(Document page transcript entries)
■ ■ ■ ■ ■ ■ ■
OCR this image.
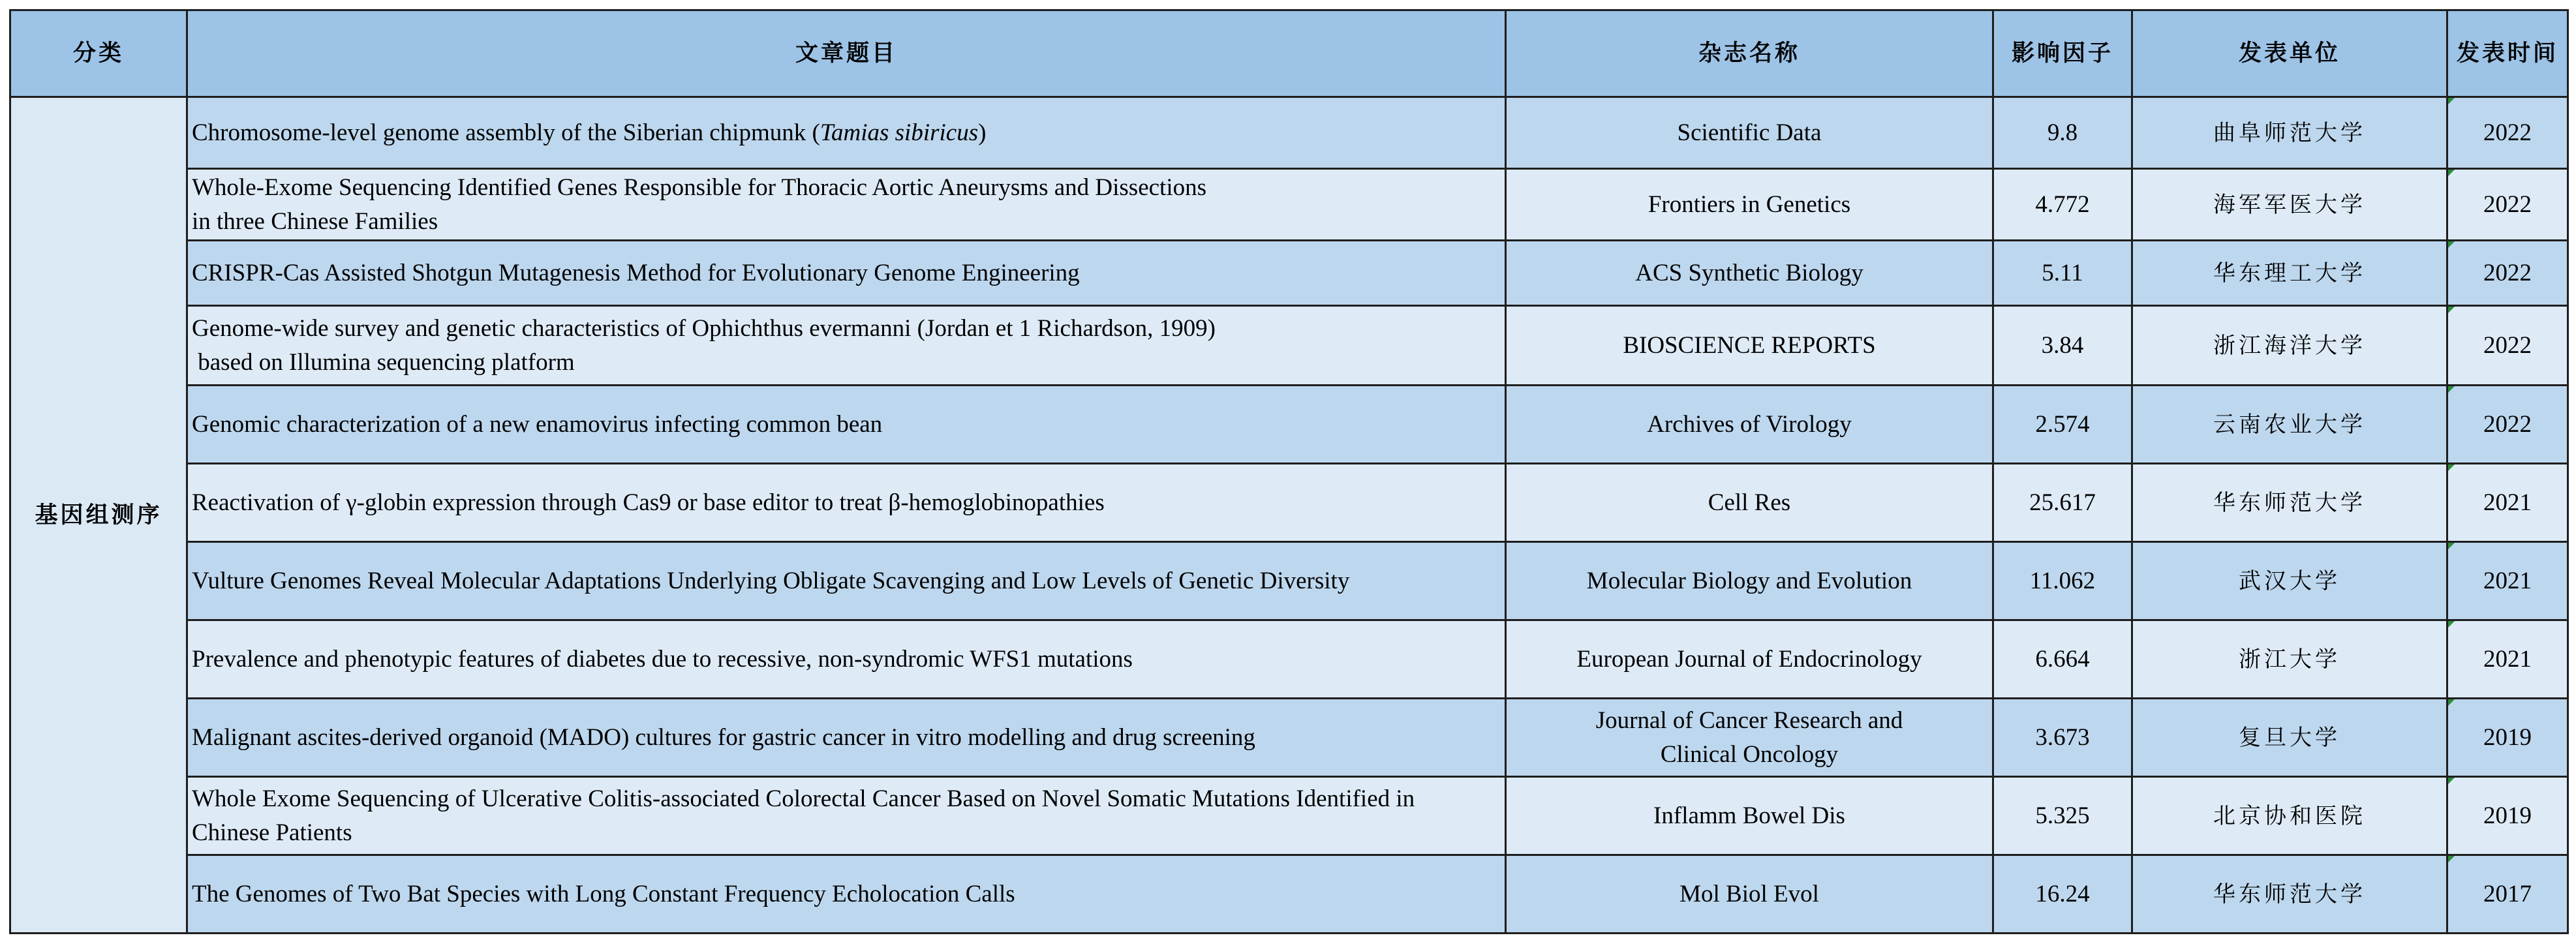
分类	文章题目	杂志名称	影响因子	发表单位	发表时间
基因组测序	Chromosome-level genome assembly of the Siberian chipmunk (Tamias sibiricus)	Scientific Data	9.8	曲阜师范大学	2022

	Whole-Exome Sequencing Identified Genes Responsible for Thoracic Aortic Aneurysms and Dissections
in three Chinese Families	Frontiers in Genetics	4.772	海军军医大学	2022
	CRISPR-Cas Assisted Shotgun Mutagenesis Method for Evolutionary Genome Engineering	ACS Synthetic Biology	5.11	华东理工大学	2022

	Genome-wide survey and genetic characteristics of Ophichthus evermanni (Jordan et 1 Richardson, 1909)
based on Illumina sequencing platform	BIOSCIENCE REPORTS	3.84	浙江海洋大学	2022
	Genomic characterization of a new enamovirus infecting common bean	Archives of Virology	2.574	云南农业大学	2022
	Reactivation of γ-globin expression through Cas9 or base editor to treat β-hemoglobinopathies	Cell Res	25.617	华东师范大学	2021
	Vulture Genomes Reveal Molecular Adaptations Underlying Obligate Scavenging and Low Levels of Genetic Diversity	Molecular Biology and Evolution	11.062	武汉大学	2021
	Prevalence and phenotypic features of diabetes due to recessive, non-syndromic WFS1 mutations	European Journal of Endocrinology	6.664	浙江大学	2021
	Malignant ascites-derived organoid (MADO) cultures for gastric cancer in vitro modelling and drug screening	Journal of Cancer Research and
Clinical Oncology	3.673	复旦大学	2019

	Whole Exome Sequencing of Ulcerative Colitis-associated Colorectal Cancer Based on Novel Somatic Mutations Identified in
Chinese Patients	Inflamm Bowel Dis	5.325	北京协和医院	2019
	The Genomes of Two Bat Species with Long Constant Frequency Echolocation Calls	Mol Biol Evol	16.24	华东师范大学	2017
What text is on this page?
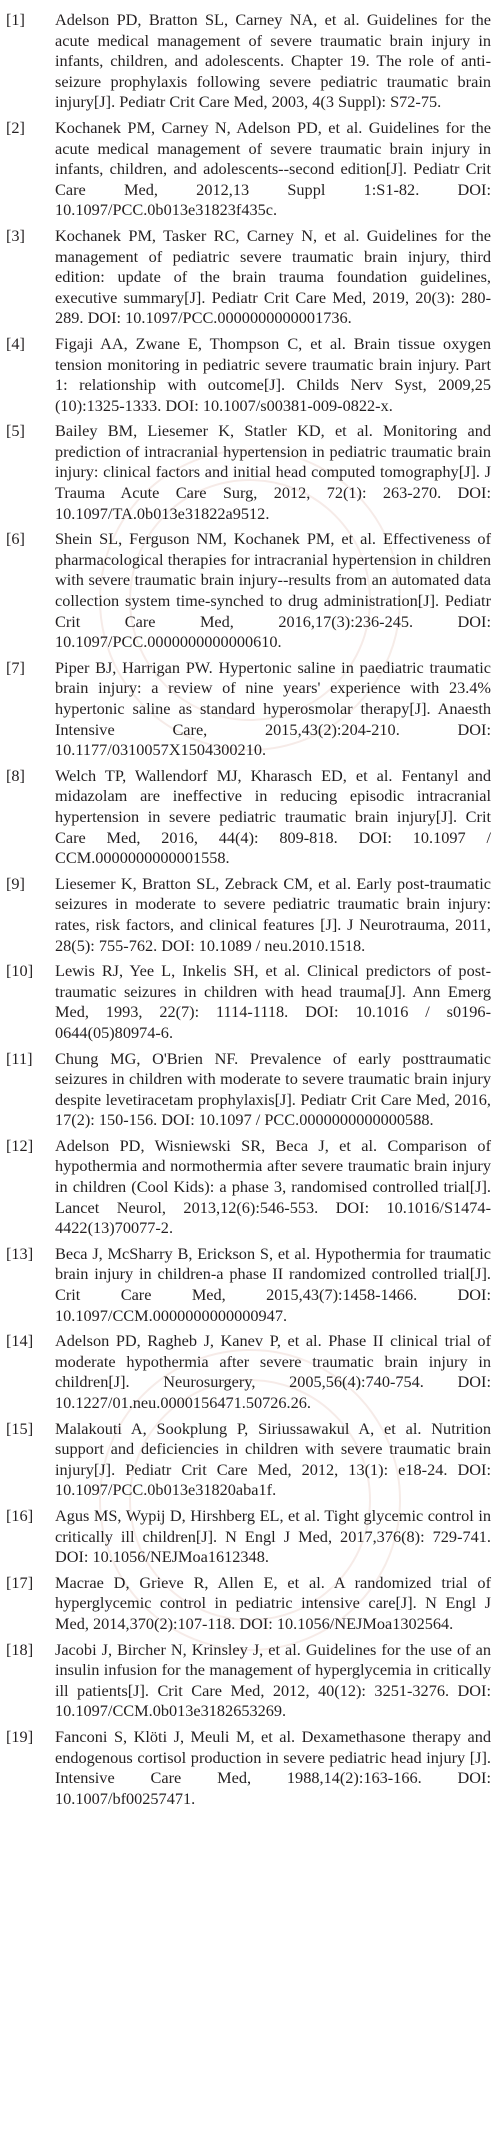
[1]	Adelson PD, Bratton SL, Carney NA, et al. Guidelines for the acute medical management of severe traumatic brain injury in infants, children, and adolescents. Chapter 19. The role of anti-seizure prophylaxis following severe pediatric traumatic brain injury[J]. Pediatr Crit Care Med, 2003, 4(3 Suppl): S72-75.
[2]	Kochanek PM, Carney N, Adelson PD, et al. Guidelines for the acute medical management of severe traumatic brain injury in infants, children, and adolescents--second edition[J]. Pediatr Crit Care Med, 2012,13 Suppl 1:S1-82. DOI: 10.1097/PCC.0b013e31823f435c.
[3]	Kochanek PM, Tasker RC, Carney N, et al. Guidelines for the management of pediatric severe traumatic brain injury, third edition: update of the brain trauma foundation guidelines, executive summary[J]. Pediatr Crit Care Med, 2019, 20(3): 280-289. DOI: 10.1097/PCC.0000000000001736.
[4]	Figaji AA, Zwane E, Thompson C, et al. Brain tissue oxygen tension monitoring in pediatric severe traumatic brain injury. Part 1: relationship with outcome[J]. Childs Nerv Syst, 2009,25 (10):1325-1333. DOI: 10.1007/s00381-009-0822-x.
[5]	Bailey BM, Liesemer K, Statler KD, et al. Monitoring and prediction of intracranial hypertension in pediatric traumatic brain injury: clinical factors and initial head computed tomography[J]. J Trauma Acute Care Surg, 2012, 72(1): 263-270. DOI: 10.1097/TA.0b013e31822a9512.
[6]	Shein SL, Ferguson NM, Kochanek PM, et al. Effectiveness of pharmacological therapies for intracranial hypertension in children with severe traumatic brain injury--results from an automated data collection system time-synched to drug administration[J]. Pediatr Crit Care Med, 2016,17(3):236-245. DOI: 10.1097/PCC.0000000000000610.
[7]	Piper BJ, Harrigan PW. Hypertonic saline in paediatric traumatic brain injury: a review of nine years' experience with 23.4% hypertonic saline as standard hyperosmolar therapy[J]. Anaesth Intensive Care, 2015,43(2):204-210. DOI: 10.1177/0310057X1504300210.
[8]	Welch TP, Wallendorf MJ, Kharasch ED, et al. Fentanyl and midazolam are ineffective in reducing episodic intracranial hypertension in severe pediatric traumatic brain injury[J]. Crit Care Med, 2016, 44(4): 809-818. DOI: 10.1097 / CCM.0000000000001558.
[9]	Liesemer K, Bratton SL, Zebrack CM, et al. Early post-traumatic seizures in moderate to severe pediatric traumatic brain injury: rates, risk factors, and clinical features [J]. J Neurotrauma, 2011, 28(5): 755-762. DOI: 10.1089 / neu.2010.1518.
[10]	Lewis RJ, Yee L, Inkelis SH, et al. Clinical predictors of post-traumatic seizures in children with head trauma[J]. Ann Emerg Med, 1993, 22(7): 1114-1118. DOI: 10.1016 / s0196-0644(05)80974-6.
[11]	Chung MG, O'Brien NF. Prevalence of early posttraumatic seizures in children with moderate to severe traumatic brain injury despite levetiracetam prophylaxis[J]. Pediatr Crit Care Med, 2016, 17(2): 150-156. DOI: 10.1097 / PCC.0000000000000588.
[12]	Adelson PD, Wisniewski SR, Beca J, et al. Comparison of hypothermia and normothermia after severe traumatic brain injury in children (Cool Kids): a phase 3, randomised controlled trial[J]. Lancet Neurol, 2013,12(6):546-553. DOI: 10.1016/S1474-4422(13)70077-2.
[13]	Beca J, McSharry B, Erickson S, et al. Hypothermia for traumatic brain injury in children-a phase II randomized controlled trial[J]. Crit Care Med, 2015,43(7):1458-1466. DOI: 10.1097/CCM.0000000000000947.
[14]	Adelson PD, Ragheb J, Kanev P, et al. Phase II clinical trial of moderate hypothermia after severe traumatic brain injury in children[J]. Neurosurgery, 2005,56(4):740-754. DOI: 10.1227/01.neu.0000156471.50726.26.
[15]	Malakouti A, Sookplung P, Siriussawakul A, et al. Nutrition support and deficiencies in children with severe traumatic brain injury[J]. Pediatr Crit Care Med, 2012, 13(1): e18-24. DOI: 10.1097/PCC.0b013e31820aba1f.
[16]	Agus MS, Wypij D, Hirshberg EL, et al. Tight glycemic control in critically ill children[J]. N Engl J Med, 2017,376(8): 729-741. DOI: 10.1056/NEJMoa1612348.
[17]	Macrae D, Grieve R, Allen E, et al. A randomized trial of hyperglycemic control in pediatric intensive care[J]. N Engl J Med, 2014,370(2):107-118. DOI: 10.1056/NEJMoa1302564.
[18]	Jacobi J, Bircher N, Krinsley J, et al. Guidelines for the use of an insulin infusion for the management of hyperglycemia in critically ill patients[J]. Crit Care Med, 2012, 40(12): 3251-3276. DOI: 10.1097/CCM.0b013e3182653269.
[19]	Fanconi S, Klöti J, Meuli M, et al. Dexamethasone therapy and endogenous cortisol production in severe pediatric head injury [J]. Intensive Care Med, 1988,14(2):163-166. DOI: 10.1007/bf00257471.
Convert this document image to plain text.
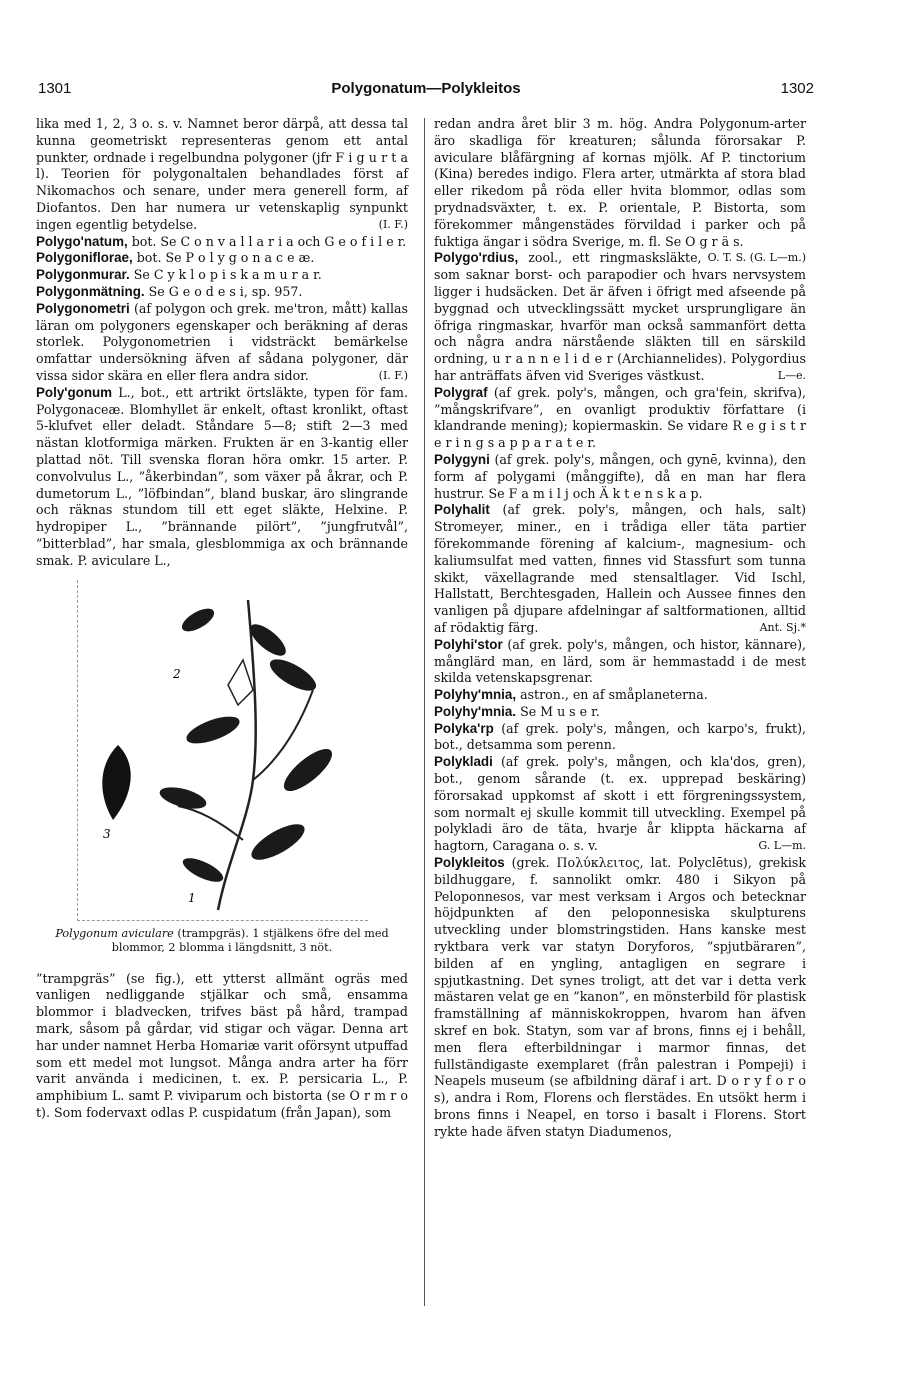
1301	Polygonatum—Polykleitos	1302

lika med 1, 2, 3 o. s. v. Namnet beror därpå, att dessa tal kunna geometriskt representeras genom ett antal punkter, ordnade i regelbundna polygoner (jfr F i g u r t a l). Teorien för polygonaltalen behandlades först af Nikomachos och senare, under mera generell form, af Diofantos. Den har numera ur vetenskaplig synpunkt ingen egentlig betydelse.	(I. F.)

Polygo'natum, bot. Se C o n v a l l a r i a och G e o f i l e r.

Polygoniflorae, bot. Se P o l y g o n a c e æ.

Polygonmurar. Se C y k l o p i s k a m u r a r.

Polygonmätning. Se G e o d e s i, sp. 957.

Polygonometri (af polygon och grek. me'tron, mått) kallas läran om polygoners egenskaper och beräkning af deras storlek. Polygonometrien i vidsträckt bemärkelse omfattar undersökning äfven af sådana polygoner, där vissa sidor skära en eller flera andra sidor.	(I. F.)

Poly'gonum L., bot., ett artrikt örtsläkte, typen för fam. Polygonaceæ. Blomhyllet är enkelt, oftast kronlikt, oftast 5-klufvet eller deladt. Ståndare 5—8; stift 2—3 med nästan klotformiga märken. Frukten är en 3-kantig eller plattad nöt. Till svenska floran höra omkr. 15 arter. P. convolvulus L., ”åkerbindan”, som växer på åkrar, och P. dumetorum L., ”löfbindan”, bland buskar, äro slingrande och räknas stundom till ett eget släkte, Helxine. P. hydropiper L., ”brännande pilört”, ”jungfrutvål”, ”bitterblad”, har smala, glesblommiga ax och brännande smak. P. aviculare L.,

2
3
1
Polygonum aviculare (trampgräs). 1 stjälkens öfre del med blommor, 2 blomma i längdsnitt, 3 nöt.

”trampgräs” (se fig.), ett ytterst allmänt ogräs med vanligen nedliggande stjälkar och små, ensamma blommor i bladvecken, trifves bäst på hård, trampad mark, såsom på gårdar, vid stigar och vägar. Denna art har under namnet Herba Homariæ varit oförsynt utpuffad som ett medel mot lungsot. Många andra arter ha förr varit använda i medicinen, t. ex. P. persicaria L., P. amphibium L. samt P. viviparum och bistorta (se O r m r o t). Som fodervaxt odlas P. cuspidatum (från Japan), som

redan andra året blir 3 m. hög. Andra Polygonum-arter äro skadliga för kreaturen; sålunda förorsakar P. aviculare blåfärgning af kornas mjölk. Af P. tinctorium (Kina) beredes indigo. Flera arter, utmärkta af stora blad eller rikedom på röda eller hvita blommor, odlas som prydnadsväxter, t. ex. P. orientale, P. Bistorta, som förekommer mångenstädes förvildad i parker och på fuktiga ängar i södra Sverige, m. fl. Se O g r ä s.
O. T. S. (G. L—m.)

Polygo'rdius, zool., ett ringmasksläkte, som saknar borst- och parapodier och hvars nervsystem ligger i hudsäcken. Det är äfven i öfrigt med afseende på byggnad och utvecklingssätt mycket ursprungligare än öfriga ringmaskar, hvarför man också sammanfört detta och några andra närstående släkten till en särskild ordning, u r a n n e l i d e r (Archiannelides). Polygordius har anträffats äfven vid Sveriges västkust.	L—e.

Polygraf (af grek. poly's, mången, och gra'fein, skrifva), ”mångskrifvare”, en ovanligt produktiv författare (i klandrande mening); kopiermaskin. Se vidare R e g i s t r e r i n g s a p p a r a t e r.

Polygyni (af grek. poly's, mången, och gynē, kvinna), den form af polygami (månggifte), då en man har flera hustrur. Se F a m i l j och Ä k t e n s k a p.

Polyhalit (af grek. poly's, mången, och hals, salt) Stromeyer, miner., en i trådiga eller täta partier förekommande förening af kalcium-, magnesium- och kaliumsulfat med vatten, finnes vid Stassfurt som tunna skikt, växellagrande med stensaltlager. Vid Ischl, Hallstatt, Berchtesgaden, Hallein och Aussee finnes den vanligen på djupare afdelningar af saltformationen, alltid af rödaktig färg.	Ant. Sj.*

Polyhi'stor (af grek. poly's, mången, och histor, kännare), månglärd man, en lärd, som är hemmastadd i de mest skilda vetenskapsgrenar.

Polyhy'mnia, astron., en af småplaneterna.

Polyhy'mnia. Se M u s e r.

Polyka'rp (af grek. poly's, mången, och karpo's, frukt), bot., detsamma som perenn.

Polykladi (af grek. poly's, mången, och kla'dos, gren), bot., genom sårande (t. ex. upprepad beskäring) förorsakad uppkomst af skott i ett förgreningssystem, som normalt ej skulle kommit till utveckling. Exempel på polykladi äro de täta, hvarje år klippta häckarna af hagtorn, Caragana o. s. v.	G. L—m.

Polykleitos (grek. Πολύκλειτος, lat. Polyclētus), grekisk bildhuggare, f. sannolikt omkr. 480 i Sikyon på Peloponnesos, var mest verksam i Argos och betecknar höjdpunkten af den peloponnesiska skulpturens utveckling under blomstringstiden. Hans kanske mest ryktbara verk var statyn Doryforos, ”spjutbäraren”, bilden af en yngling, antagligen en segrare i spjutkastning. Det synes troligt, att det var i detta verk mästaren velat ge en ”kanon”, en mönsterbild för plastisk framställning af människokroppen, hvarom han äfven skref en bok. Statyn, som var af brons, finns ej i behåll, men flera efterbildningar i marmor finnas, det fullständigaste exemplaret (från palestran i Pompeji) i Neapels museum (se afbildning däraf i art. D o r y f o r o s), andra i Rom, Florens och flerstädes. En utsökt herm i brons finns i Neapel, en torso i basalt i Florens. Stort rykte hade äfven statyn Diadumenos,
■ ■ ■ ■ ■ ■ ■
## Work to complete:
Every line above that holds the string "Polyhy" should be copied out.

## Exercise solution:
Polyhy'mnia, astron., en af småplaneterna.
Polyhy'mnia. Se M u s e r.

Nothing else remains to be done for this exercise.